Work to complete:
Set out every line bearing the string "Build".

____________________

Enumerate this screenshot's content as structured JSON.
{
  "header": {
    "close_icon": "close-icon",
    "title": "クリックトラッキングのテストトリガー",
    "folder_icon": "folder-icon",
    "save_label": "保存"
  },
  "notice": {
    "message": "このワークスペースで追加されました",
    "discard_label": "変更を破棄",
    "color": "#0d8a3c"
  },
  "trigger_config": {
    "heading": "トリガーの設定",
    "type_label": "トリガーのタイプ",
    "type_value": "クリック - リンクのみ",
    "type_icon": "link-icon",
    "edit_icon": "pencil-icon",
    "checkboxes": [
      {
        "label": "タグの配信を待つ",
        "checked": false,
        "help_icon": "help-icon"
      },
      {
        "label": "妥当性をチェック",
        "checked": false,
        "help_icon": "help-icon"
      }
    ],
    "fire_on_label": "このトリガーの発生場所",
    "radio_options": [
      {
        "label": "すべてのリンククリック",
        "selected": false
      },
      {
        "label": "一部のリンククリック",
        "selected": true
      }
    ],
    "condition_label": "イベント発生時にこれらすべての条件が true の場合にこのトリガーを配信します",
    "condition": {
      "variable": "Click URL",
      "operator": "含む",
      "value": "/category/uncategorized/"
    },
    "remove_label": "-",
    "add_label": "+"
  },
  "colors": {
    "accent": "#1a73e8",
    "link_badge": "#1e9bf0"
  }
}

____________________

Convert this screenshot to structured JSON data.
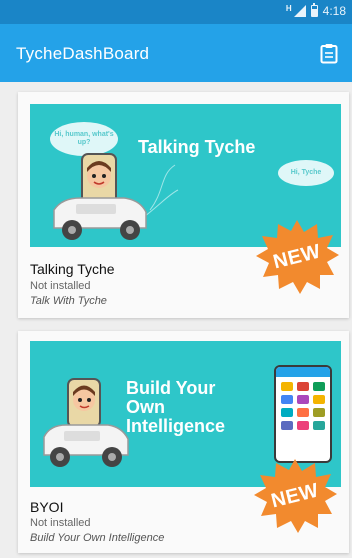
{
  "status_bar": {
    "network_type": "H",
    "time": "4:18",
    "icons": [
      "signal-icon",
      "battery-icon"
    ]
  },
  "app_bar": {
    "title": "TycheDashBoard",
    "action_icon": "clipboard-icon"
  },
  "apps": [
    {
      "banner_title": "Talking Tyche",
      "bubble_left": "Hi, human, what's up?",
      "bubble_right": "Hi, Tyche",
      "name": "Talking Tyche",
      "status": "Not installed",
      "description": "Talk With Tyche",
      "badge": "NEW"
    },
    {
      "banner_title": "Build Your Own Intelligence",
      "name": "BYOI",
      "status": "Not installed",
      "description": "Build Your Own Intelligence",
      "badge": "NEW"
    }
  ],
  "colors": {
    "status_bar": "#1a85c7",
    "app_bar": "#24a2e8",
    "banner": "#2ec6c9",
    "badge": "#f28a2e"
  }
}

____________________

Correct result:
      "banner_title": "Build Your Own Intelligence",
      "description": "Build Your Own Intelligence",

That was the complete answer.